» PROMPT:
Transcribe the data in full and exactly, omitting any pictures.

» DATA FOR THE TASK:
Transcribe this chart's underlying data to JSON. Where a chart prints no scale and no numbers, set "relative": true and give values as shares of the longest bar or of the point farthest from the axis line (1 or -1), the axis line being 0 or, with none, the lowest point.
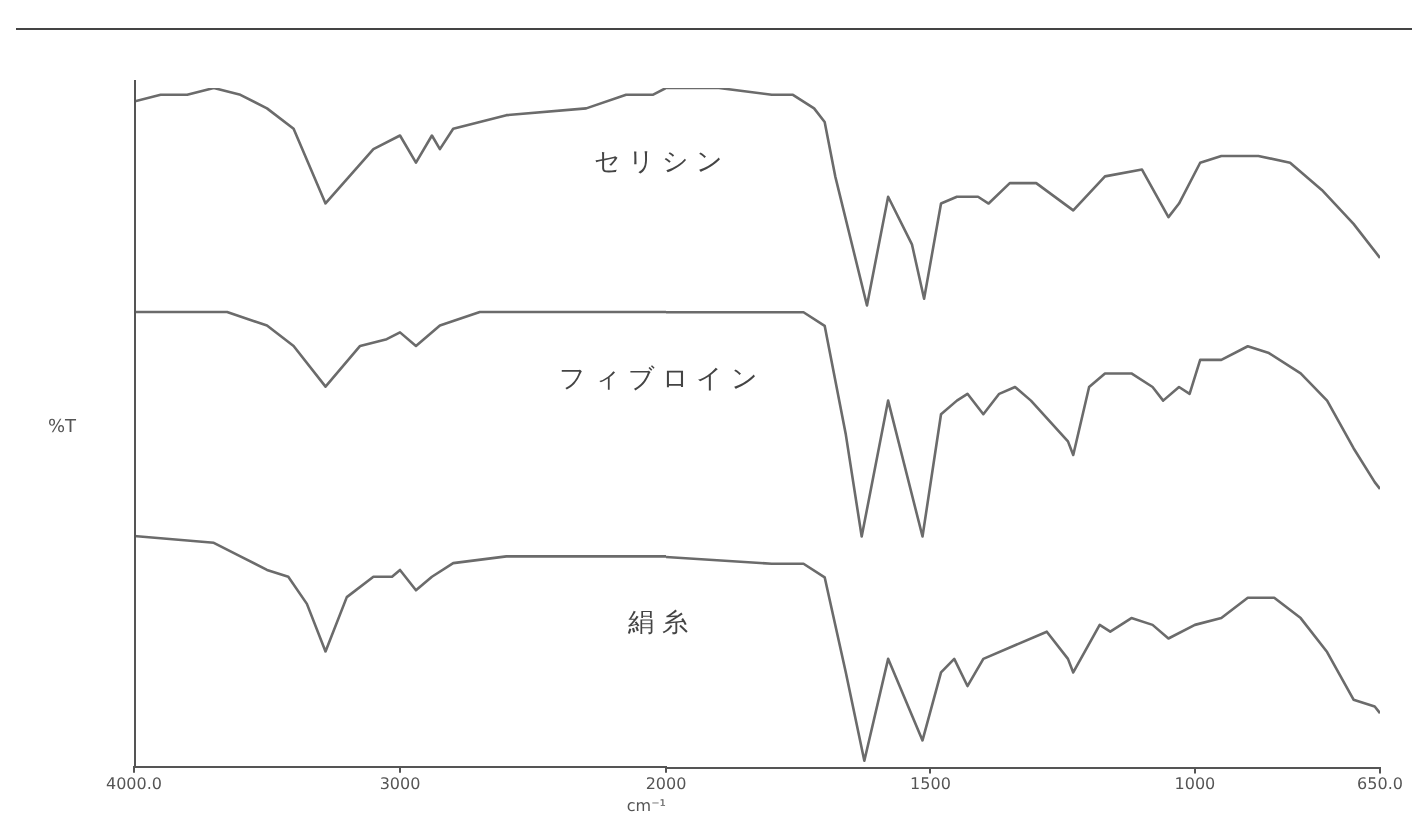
{
  "chart_data": [
    {
      "type": "line",
      "relative": true,
      "ylabel": "%T",
      "xlim": [
        4000,
        2000
      ],
      "xticks": [
        {
          "value": 4000,
          "label": "4000.0"
        },
        3000,
        2000
      ],
      "grid": false,
      "legend": false,
      "marker": "none",
      "line_style": "solid",
      "series": [
        {
          "name": "セリシン",
          "color": "#6b6b6b",
          "x": [
            4000,
            3900,
            3800,
            3700,
            3600,
            3500,
            3400,
            3280,
            3100,
            3000,
            2940,
            2880,
            2850,
            2800,
            2600,
            2300,
            2150,
            2050,
            2000
          ],
          "values": [
            0.98,
            0.99,
            0.99,
            1.0,
            0.99,
            0.97,
            0.94,
            0.83,
            0.91,
            0.93,
            0.89,
            0.93,
            0.91,
            0.94,
            0.96,
            0.97,
            0.99,
            0.99,
            1.0
          ]
        },
        {
          "name": "フィブロイン",
          "color": "#6b6b6b",
          "x": [
            4000,
            3650,
            3500,
            3400,
            3280,
            3150,
            3050,
            3000,
            2940,
            2850,
            2700,
            2400,
            2000
          ],
          "values": [
            0.67,
            0.67,
            0.65,
            0.62,
            0.56,
            0.62,
            0.63,
            0.64,
            0.62,
            0.65,
            0.67,
            0.67,
            0.67
          ]
        },
        {
          "name": "絹糸",
          "color": "#6b6b6b",
          "x": [
            4000,
            3700,
            3600,
            3500,
            3420,
            3350,
            3280,
            3200,
            3100,
            3030,
            3000,
            2940,
            2880,
            2800,
            2600,
            2000
          ],
          "values": [
            0.34,
            0.33,
            0.31,
            0.29,
            0.28,
            0.24,
            0.17,
            0.25,
            0.28,
            0.28,
            0.29,
            0.26,
            0.28,
            0.3,
            0.31,
            0.31
          ]
        }
      ]
    },
    {
      "type": "line",
      "relative": true,
      "xlabel": "cm⁻¹",
      "xlim": [
        2000,
        650
      ],
      "xticks": [
        1500,
        1000,
        {
          "value": 650,
          "label": "650.0"
        }
      ],
      "grid": false,
      "legend": false,
      "marker": "none",
      "line_style": "solid",
      "series": [
        {
          "color": "#6b6b6b",
          "x": [
            2000,
            1900,
            1800,
            1760,
            1720,
            1700,
            1680,
            1620,
            1580,
            1535,
            1512,
            1480,
            1450,
            1410,
            1390,
            1350,
            1300,
            1230,
            1170,
            1100,
            1050,
            1030,
            990,
            950,
            880,
            820,
            760,
            700,
            650
          ],
          "values": [
            1.0,
            1.0,
            0.99,
            0.99,
            0.97,
            0.95,
            0.87,
            0.68,
            0.84,
            0.77,
            0.69,
            0.83,
            0.84,
            0.84,
            0.83,
            0.86,
            0.86,
            0.82,
            0.87,
            0.88,
            0.81,
            0.83,
            0.89,
            0.9,
            0.9,
            0.89,
            0.85,
            0.8,
            0.75
          ]
        },
        {
          "color": "#6b6b6b",
          "x": [
            2000,
            1800,
            1740,
            1700,
            1660,
            1630,
            1580,
            1515,
            1480,
            1450,
            1430,
            1400,
            1370,
            1340,
            1310,
            1240,
            1230,
            1200,
            1170,
            1120,
            1080,
            1060,
            1030,
            1010,
            990,
            950,
            900,
            860,
            800,
            750,
            700,
            660,
            650
          ],
          "values": [
            0.67,
            0.67,
            0.67,
            0.65,
            0.49,
            0.34,
            0.54,
            0.34,
            0.52,
            0.54,
            0.55,
            0.52,
            0.55,
            0.56,
            0.54,
            0.48,
            0.46,
            0.56,
            0.58,
            0.58,
            0.56,
            0.54,
            0.56,
            0.55,
            0.6,
            0.6,
            0.62,
            0.61,
            0.58,
            0.54,
            0.47,
            0.42,
            0.41
          ]
        },
        {
          "color": "#6b6b6b",
          "x": [
            2000,
            1800,
            1740,
            1700,
            1660,
            1625,
            1580,
            1515,
            1480,
            1455,
            1430,
            1400,
            1340,
            1280,
            1240,
            1230,
            1180,
            1160,
            1120,
            1080,
            1050,
            1000,
            950,
            900,
            850,
            800,
            750,
            700,
            660,
            650
          ],
          "values": [
            0.31,
            0.3,
            0.3,
            0.28,
            0.14,
            0.01,
            0.16,
            0.04,
            0.14,
            0.16,
            0.12,
            0.16,
            0.18,
            0.2,
            0.16,
            0.14,
            0.21,
            0.2,
            0.22,
            0.21,
            0.19,
            0.21,
            0.22,
            0.25,
            0.25,
            0.22,
            0.17,
            0.1,
            0.09,
            0.08
          ]
        }
      ]
    }
  ]
}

» WRITTEN ANSWER:
Transcribe this chart's underlying data to JSON. Where a chart prints no scale and no numbers, set "relative": true and give values as shares of the longest bar or of the point farthest from the axis line (1 or -1), the axis line being 0 or, with none, the lowest point.
{
  "chart_data": [
    {
      "type": "line",
      "relative": true,
      "ylabel": "%T",
      "xlim": [
        4000,
        2000
      ],
      "xticks": [
        {
          "value": 4000,
          "label": "4000.0"
        },
        3000,
        2000
      ],
      "grid": false,
      "legend": false,
      "marker": "none",
      "line_style": "solid",
      "series": [
        {
          "name": "セリシン",
          "color": "#6b6b6b",
          "x": [
            4000,
            3900,
            3800,
            3700,
            3600,
            3500,
            3400,
            3280,
            3100,
            3000,
            2940,
            2880,
            2850,
            2800,
            2600,
            2300,
            2150,
            2050,
            2000
          ],
          "values": [
            0.98,
            0.99,
            0.99,
            1.0,
            0.99,
            0.97,
            0.94,
            0.83,
            0.91,
            0.93,
            0.89,
            0.93,
            0.91,
            0.94,
            0.96,
            0.97,
            0.99,
            0.99,
            1.0
          ]
        },
        {
          "name": "フィブロイン",
          "color": "#6b6b6b",
          "x": [
            4000,
            3650,
            3500,
            3400,
            3280,
            3150,
            3050,
            3000,
            2940,
            2850,
            2700,
            2400,
            2000
          ],
          "values": [
            0.67,
            0.67,
            0.65,
            0.62,
            0.56,
            0.62,
            0.63,
            0.64,
            0.62,
            0.65,
            0.67,
            0.67,
            0.67
          ]
        },
        {
          "name": "絹糸",
          "color": "#6b6b6b",
          "x": [
            4000,
            3700,
            3600,
            3500,
            3420,
            3350,
            3280,
            3200,
            3100,
            3030,
            3000,
            2940,
            2880,
            2800,
            2600,
            2000
          ],
          "values": [
            0.34,
            0.33,
            0.31,
            0.29,
            0.28,
            0.24,
            0.17,
            0.25,
            0.28,
            0.28,
            0.29,
            0.26,
            0.28,
            0.3,
            0.31,
            0.31
          ]
        }
      ]
    },
    {
      "type": "line",
      "relative": true,
      "xlabel": "cm⁻¹",
      "xlim": [
        2000,
        650
      ],
      "xticks": [
        1500,
        1000,
        {
          "value": 650,
          "label": "650.0"
        }
      ],
      "grid": false,
      "legend": false,
      "marker": "none",
      "line_style": "solid",
      "series": [
        {
          "color": "#6b6b6b",
          "x": [
            2000,
            1900,
            1800,
            1760,
            1720,
            1700,
            1680,
            1620,
            1580,
            1535,
            1512,
            1480,
            1450,
            1410,
            1390,
            1350,
            1300,
            1230,
            1170,
            1100,
            1050,
            1030,
            990,
            950,
            880,
            820,
            760,
            700,
            650
          ],
          "values": [
            1.0,
            1.0,
            0.99,
            0.99,
            0.97,
            0.95,
            0.87,
            0.68,
            0.84,
            0.77,
            0.69,
            0.83,
            0.84,
            0.84,
            0.83,
            0.86,
            0.86,
            0.82,
            0.87,
            0.88,
            0.81,
            0.83,
            0.89,
            0.9,
            0.9,
            0.89,
            0.85,
            0.8,
            0.75
          ]
        },
        {
          "color": "#6b6b6b",
          "x": [
            2000,
            1800,
            1740,
            1700,
            1660,
            1630,
            1580,
            1515,
            1480,
            1450,
            1430,
            1400,
            1370,
            1340,
            1310,
            1240,
            1230,
            1200,
            1170,
            1120,
            1080,
            1060,
            1030,
            1010,
            990,
            950,
            900,
            860,
            800,
            750,
            700,
            660,
            650
          ],
          "values": [
            0.67,
            0.67,
            0.67,
            0.65,
            0.49,
            0.34,
            0.54,
            0.34,
            0.52,
            0.54,
            0.55,
            0.52,
            0.55,
            0.56,
            0.54,
            0.48,
            0.46,
            0.56,
            0.58,
            0.58,
            0.56,
            0.54,
            0.56,
            0.55,
            0.6,
            0.6,
            0.62,
            0.61,
            0.58,
            0.54,
            0.47,
            0.42,
            0.41
          ]
        },
        {
          "color": "#6b6b6b",
          "x": [
            2000,
            1800,
            1740,
            1700,
            1660,
            1625,
            1580,
            1515,
            1480,
            1455,
            1430,
            1400,
            1340,
            1280,
            1240,
            1230,
            1180,
            1160,
            1120,
            1080,
            1050,
            1000,
            950,
            900,
            850,
            800,
            750,
            700,
            660,
            650
          ],
          "values": [
            0.31,
            0.3,
            0.3,
            0.28,
            0.14,
            0.01,
            0.16,
            0.04,
            0.14,
            0.16,
            0.12,
            0.16,
            0.18,
            0.2,
            0.16,
            0.14,
            0.21,
            0.2,
            0.22,
            0.21,
            0.19,
            0.21,
            0.22,
            0.25,
            0.25,
            0.22,
            0.17,
            0.1,
            0.09,
            0.08
          ]
        }
      ]
    }
  ]
}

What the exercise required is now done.